• **Record set**:

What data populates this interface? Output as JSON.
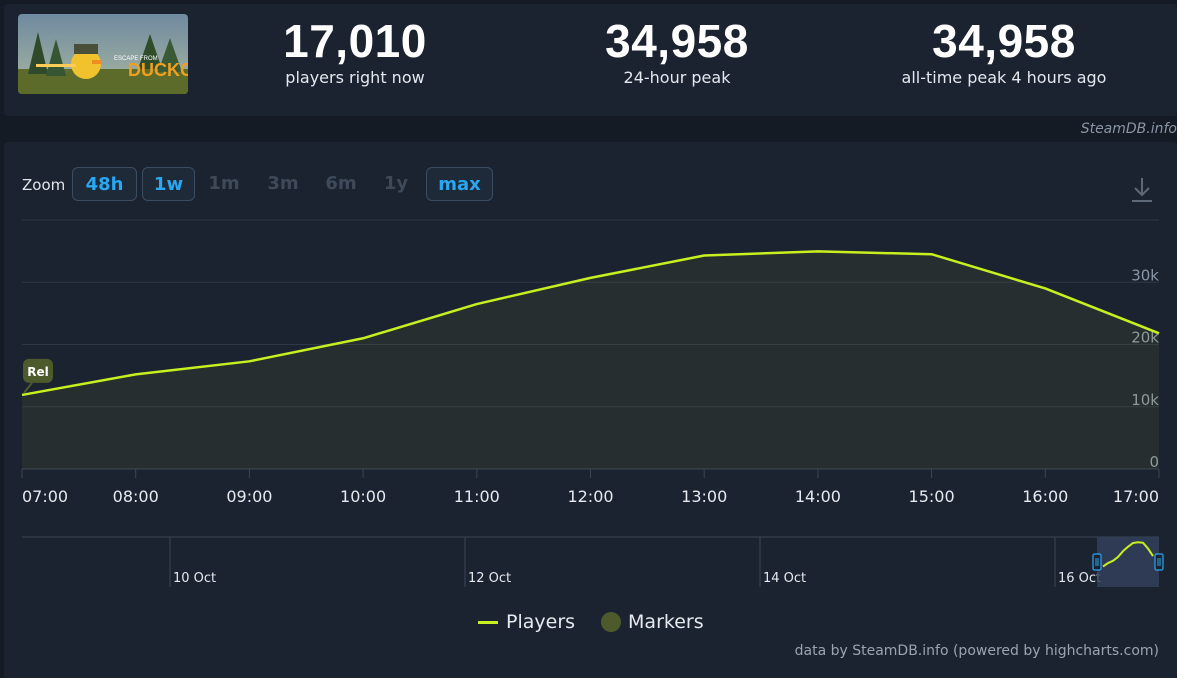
{
  "game": {
    "logo_text": "DUCKOV",
    "logo_small": "ESCAPE FROM"
  },
  "stats": [
    {
      "value": "17,010",
      "label": "players right now"
    },
    {
      "value": "34,958",
      "label": "24-hour peak"
    },
    {
      "value": "34,958",
      "label": "all-time peak 4 hours ago"
    }
  ],
  "site_credit": "SteamDB.info",
  "zoom": {
    "label": "Zoom",
    "buttons": [
      {
        "label": "48h",
        "active": true
      },
      {
        "label": "1w",
        "active": true
      },
      {
        "label": "1m",
        "active": false
      },
      {
        "label": "3m",
        "active": false
      },
      {
        "label": "6m",
        "active": false
      },
      {
        "label": "1y",
        "active": false
      },
      {
        "label": "max",
        "active": true
      }
    ]
  },
  "chart_data": {
    "type": "area",
    "x": [
      "07:00",
      "08:00",
      "09:00",
      "10:00",
      "11:00",
      "12:00",
      "13:00",
      "14:00",
      "15:00",
      "16:00",
      "17:00"
    ],
    "series": [
      {
        "name": "Players",
        "color": "#c8ef1f",
        "values": [
          11900,
          15200,
          17300,
          21000,
          26500,
          30700,
          34300,
          34958,
          34500,
          29000,
          21800
        ]
      }
    ],
    "y_ticks": [
      "0",
      "10k",
      "20k",
      "30k"
    ],
    "ylim": [
      0,
      40000
    ],
    "annotation": {
      "label": "Rel",
      "x": "07:00"
    },
    "navigator": {
      "labels": [
        "10 Oct",
        "12 Oct",
        "14 Oct",
        "16 Oct"
      ]
    },
    "legend": {
      "players": "Players",
      "markers": "Markers",
      "placement": "bottom-center"
    }
  },
  "footer_credit": "data by SteamDB.info (powered by highcharts.com)"
}
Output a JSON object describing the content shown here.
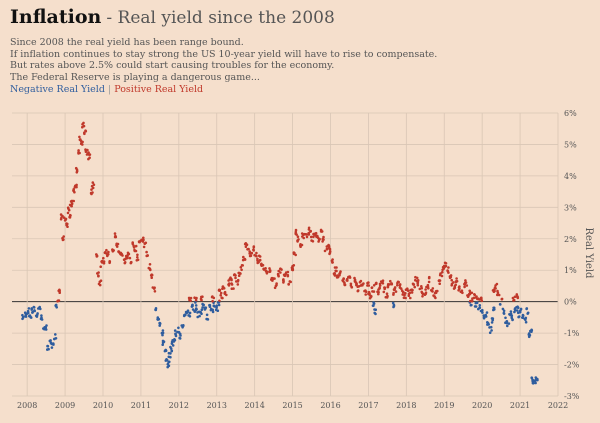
{
  "header": {
    "title": "Inflation",
    "subtitle": "- Real yield since the 2008",
    "description_lines": [
      "Since 2008 the real yield has been range bound.",
      "If inflation continues to stay strong the US 10-year yield will have to rise to compensate.",
      "But rates above 2.5% could start causing troubles for the economy.",
      "The Federal Reserve is playing a dangerous game..."
    ]
  },
  "legend": {
    "negative": "Negative Real Yield",
    "separator": "|",
    "positive": "Positive Real Yield"
  },
  "colors": {
    "negative": "#2f5d9e",
    "positive": "#c0392b",
    "background": "#f5dfcc",
    "grid": "#d9c6b5",
    "zero_line": "#333333"
  },
  "chart_data": {
    "type": "scatter",
    "ylabel": "Real Yield",
    "xlim": [
      2007.6,
      2022.0
    ],
    "ylim": [
      -3,
      6
    ],
    "x_ticks": [
      "2008",
      "2009",
      "2010",
      "2011",
      "2012",
      "2013",
      "2014",
      "2015",
      "2016",
      "2017",
      "2018",
      "2019",
      "2020",
      "2021",
      "2022"
    ],
    "y_ticks": [
      "6%",
      "5%",
      "4%",
      "3%",
      "2%",
      "1%",
      "0%",
      "-1%",
      "-2%",
      "-3%"
    ],
    "y_tick_values": [
      6,
      5,
      4,
      3,
      2,
      1,
      0,
      -1,
      -2,
      -3
    ],
    "grid": true,
    "y_axis_side": "right",
    "series": [
      {
        "color_key": "mixed",
        "points": [
          [
            2007.9,
            -0.5
          ],
          [
            2007.96,
            -0.4
          ],
          [
            2008.02,
            -0.3
          ],
          [
            2008.08,
            -0.45
          ],
          [
            2008.14,
            -0.3
          ],
          [
            2008.2,
            -0.25
          ],
          [
            2008.26,
            -0.4
          ],
          [
            2008.32,
            -0.2
          ],
          [
            2008.38,
            -0.5
          ],
          [
            2008.44,
            -0.9
          ],
          [
            2008.5,
            -0.8
          ],
          [
            2008.56,
            -1.5
          ],
          [
            2008.62,
            -1.3
          ],
          [
            2008.68,
            -1.4
          ],
          [
            2008.74,
            -1.1
          ],
          [
            2008.78,
            -0.1
          ],
          [
            2008.82,
            0.1
          ],
          [
            2008.86,
            0.3
          ],
          [
            2008.92,
            2.7
          ],
          [
            2008.96,
            2.0
          ],
          [
            2009.0,
            2.6
          ],
          [
            2009.04,
            2.4
          ],
          [
            2009.08,
            2.9
          ],
          [
            2009.12,
            2.7
          ],
          [
            2009.16,
            3.1
          ],
          [
            2009.2,
            3.2
          ],
          [
            2009.24,
            3.5
          ],
          [
            2009.28,
            3.7
          ],
          [
            2009.32,
            4.2
          ],
          [
            2009.36,
            4.8
          ],
          [
            2009.4,
            5.2
          ],
          [
            2009.44,
            5.0
          ],
          [
            2009.48,
            5.6
          ],
          [
            2009.52,
            5.4
          ],
          [
            2009.56,
            4.8
          ],
          [
            2009.6,
            4.7
          ],
          [
            2009.64,
            4.6
          ],
          [
            2009.7,
            3.5
          ],
          [
            2009.74,
            3.7
          ],
          [
            2009.84,
            1.5
          ],
          [
            2009.88,
            0.9
          ],
          [
            2009.92,
            0.6
          ],
          [
            2009.96,
            1.2
          ],
          [
            2010.02,
            1.3
          ],
          [
            2010.08,
            1.6
          ],
          [
            2010.14,
            1.5
          ],
          [
            2010.2,
            1.3
          ],
          [
            2010.26,
            1.6
          ],
          [
            2010.32,
            2.1
          ],
          [
            2010.38,
            1.8
          ],
          [
            2010.44,
            1.6
          ],
          [
            2010.5,
            1.5
          ],
          [
            2010.56,
            1.3
          ],
          [
            2010.62,
            1.4
          ],
          [
            2010.68,
            1.5
          ],
          [
            2010.74,
            1.3
          ],
          [
            2010.8,
            1.8
          ],
          [
            2010.86,
            1.7
          ],
          [
            2010.92,
            1.4
          ],
          [
            2010.98,
            1.9
          ],
          [
            2011.04,
            2.0
          ],
          [
            2011.1,
            1.8
          ],
          [
            2011.16,
            1.5
          ],
          [
            2011.22,
            1.1
          ],
          [
            2011.28,
            0.8
          ],
          [
            2011.34,
            0.4
          ],
          [
            2011.4,
            -0.2
          ],
          [
            2011.46,
            -0.5
          ],
          [
            2011.52,
            -0.7
          ],
          [
            2011.56,
            -1.0
          ],
          [
            2011.6,
            -1.3
          ],
          [
            2011.64,
            -1.6
          ],
          [
            2011.68,
            -1.9
          ],
          [
            2011.72,
            -2.0
          ],
          [
            2011.76,
            -1.7
          ],
          [
            2011.8,
            -1.5
          ],
          [
            2011.84,
            -1.3
          ],
          [
            2011.88,
            -1.2
          ],
          [
            2011.92,
            -1.0
          ],
          [
            2011.98,
            -0.9
          ],
          [
            2012.04,
            -1.1
          ],
          [
            2012.1,
            -0.8
          ],
          [
            2012.16,
            -0.5
          ],
          [
            2012.22,
            -0.3
          ],
          [
            2012.28,
            -0.4
          ],
          [
            2012.34,
            -0.1
          ],
          [
            2012.4,
            -0.3
          ],
          [
            2012.46,
            -0.2
          ],
          [
            2012.52,
            -0.4
          ],
          [
            2012.58,
            -0.3
          ],
          [
            2012.64,
            -0.1
          ],
          [
            2012.7,
            -0.2
          ],
          [
            2012.76,
            -0.5
          ],
          [
            2012.82,
            -0.2
          ],
          [
            2012.88,
            -0.3
          ],
          [
            2012.94,
            -0.1
          ],
          [
            2013.0,
            -0.2
          ],
          [
            2013.06,
            -0.05
          ],
          [
            2012.3,
            0.1
          ],
          [
            2012.44,
            0.05
          ],
          [
            2012.6,
            0.1
          ],
          [
            2012.9,
            0.1
          ],
          [
            2013.06,
            0.3
          ],
          [
            2013.12,
            0.2
          ],
          [
            2013.18,
            0.4
          ],
          [
            2013.24,
            0.3
          ],
          [
            2013.3,
            0.6
          ],
          [
            2013.36,
            0.7
          ],
          [
            2013.42,
            0.5
          ],
          [
            2013.48,
            0.8
          ],
          [
            2013.54,
            0.6
          ],
          [
            2013.6,
            0.9
          ],
          [
            2013.66,
            1.1
          ],
          [
            2013.72,
            1.4
          ],
          [
            2013.78,
            1.8
          ],
          [
            2013.84,
            1.6
          ],
          [
            2013.9,
            1.5
          ],
          [
            2013.96,
            1.7
          ],
          [
            2014.02,
            1.5
          ],
          [
            2014.08,
            1.3
          ],
          [
            2014.14,
            1.4
          ],
          [
            2014.2,
            1.2
          ],
          [
            2014.26,
            1.1
          ],
          [
            2014.32,
            0.9
          ],
          [
            2014.38,
            1.0
          ],
          [
            2014.44,
            0.7
          ],
          [
            2014.5,
            0.8
          ],
          [
            2014.56,
            0.5
          ],
          [
            2014.62,
            0.9
          ],
          [
            2014.68,
            1.0
          ],
          [
            2014.74,
            0.7
          ],
          [
            2014.8,
            0.8
          ],
          [
            2014.86,
            0.9
          ],
          [
            2014.92,
            0.6
          ],
          [
            2014.98,
            1.0
          ],
          [
            2015.02,
            1.1
          ],
          [
            2015.06,
            1.5
          ],
          [
            2015.1,
            2.2
          ],
          [
            2015.16,
            2.0
          ],
          [
            2015.22,
            1.8
          ],
          [
            2015.28,
            2.1
          ],
          [
            2015.34,
            2.2
          ],
          [
            2015.4,
            2.1
          ],
          [
            2015.46,
            2.3
          ],
          [
            2015.52,
            2.0
          ],
          [
            2015.58,
            2.2
          ],
          [
            2015.64,
            2.1
          ],
          [
            2015.7,
            2.0
          ],
          [
            2015.76,
            2.2
          ],
          [
            2015.82,
            2.0
          ],
          [
            2015.88,
            1.7
          ],
          [
            2015.94,
            1.8
          ],
          [
            2016.0,
            1.6
          ],
          [
            2016.06,
            1.3
          ],
          [
            2016.1,
            0.9
          ],
          [
            2016.14,
            1.0
          ],
          [
            2016.2,
            0.8
          ],
          [
            2016.26,
            0.9
          ],
          [
            2016.32,
            0.7
          ],
          [
            2016.38,
            0.6
          ],
          [
            2016.44,
            0.7
          ],
          [
            2016.5,
            0.8
          ],
          [
            2016.56,
            0.5
          ],
          [
            2016.62,
            0.7
          ],
          [
            2016.68,
            0.6
          ],
          [
            2016.74,
            0.4
          ],
          [
            2016.8,
            0.6
          ],
          [
            2016.86,
            0.5
          ],
          [
            2016.92,
            0.3
          ],
          [
            2016.98,
            0.6
          ],
          [
            2017.02,
            0.3
          ],
          [
            2017.06,
            0.2
          ],
          [
            2017.12,
            0.4
          ],
          [
            2017.18,
            0.6
          ],
          [
            2017.24,
            0.3
          ],
          [
            2017.3,
            0.5
          ],
          [
            2017.36,
            0.6
          ],
          [
            2017.42,
            0.4
          ],
          [
            2017.48,
            0.2
          ],
          [
            2017.54,
            0.5
          ],
          [
            2017.6,
            0.6
          ],
          [
            2017.66,
            0.3
          ],
          [
            2017.72,
            0.4
          ],
          [
            2017.78,
            0.6
          ],
          [
            2017.84,
            0.5
          ],
          [
            2017.9,
            0.3
          ],
          [
            2017.96,
            0.2
          ],
          [
            2018.02,
            0.4
          ],
          [
            2018.08,
            0.2
          ],
          [
            2018.14,
            0.3
          ],
          [
            2018.2,
            0.5
          ],
          [
            2018.26,
            0.7
          ],
          [
            2018.32,
            0.6
          ],
          [
            2018.38,
            0.4
          ],
          [
            2018.44,
            0.2
          ],
          [
            2018.5,
            0.3
          ],
          [
            2018.56,
            0.5
          ],
          [
            2018.62,
            0.7
          ],
          [
            2018.68,
            0.4
          ],
          [
            2018.74,
            0.2
          ],
          [
            2018.8,
            0.3
          ],
          [
            2018.86,
            0.6
          ],
          [
            2018.92,
            0.9
          ],
          [
            2018.98,
            1.1
          ],
          [
            2019.04,
            1.2
          ],
          [
            2019.1,
            1.0
          ],
          [
            2019.16,
            0.8
          ],
          [
            2019.22,
            0.6
          ],
          [
            2019.28,
            0.5
          ],
          [
            2019.34,
            0.7
          ],
          [
            2019.4,
            0.4
          ],
          [
            2019.46,
            0.3
          ],
          [
            2019.52,
            0.5
          ],
          [
            2019.58,
            0.6
          ],
          [
            2019.64,
            0.2
          ],
          [
            2019.7,
            0.3
          ],
          [
            2019.76,
            0.1
          ],
          [
            2019.82,
            0.2
          ],
          [
            2019.9,
            0.1
          ],
          [
            2020.0,
            0.05
          ],
          [
            2020.3,
            0.4
          ],
          [
            2020.36,
            0.5
          ],
          [
            2020.42,
            0.3
          ],
          [
            2020.84,
            0.1
          ],
          [
            2020.92,
            0.2
          ],
          [
            2017.12,
            -0.1
          ],
          [
            2017.18,
            -0.3
          ],
          [
            2017.66,
            -0.1
          ],
          [
            2019.7,
            -0.05
          ],
          [
            2019.84,
            -0.1
          ],
          [
            2019.92,
            -0.2
          ],
          [
            2019.98,
            -0.3
          ],
          [
            2020.04,
            -0.5
          ],
          [
            2020.1,
            -0.4
          ],
          [
            2020.16,
            -0.7
          ],
          [
            2020.22,
            -0.9
          ],
          [
            2020.26,
            -0.6
          ],
          [
            2020.32,
            -0.2
          ],
          [
            2020.5,
            0.0
          ],
          [
            2020.56,
            -0.3
          ],
          [
            2020.62,
            -0.6
          ],
          [
            2020.68,
            -0.7
          ],
          [
            2020.74,
            -0.4
          ],
          [
            2020.8,
            -0.5
          ],
          [
            2020.86,
            -0.3
          ],
          [
            2020.92,
            -0.2
          ],
          [
            2020.98,
            -0.4
          ],
          [
            2021.02,
            -0.3
          ],
          [
            2021.08,
            -0.5
          ],
          [
            2021.14,
            -0.6
          ],
          [
            2021.2,
            -0.3
          ],
          [
            2021.24,
            -1.1
          ],
          [
            2021.28,
            -0.9
          ],
          [
            2021.32,
            -2.5
          ],
          [
            2021.36,
            -2.6
          ],
          [
            2021.4,
            -2.5
          ],
          [
            2021.44,
            -2.45
          ]
        ]
      }
    ]
  }
}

• **Task statement**:
Say the number of lines in the listing that hold "SteamDB", with no added words.

• **Output**:
2